>> start

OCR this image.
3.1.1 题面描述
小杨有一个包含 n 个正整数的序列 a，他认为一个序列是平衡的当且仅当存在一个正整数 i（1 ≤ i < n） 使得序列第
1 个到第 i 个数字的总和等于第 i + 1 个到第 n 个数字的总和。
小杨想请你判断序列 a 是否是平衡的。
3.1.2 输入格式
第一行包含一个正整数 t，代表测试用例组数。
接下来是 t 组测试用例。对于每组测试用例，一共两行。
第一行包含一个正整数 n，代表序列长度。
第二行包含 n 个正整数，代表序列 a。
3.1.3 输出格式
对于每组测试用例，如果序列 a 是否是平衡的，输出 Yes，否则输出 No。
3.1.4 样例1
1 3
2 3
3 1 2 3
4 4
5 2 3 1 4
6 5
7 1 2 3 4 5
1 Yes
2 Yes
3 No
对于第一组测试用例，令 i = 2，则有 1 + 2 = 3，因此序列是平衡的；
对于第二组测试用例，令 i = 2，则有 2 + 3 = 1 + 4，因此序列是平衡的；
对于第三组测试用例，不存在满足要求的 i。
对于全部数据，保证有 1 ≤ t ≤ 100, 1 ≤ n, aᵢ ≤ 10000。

>> end

### Problem:
Show all lines from the records above where the word "是否是平衡的" occurs.

### Answer to the exercise:
小杨想请你判断序列 a 是否是平衡的。
对于每组测试用例，如果序列 a 是否是平衡的，输出 Yes，否则输出 No。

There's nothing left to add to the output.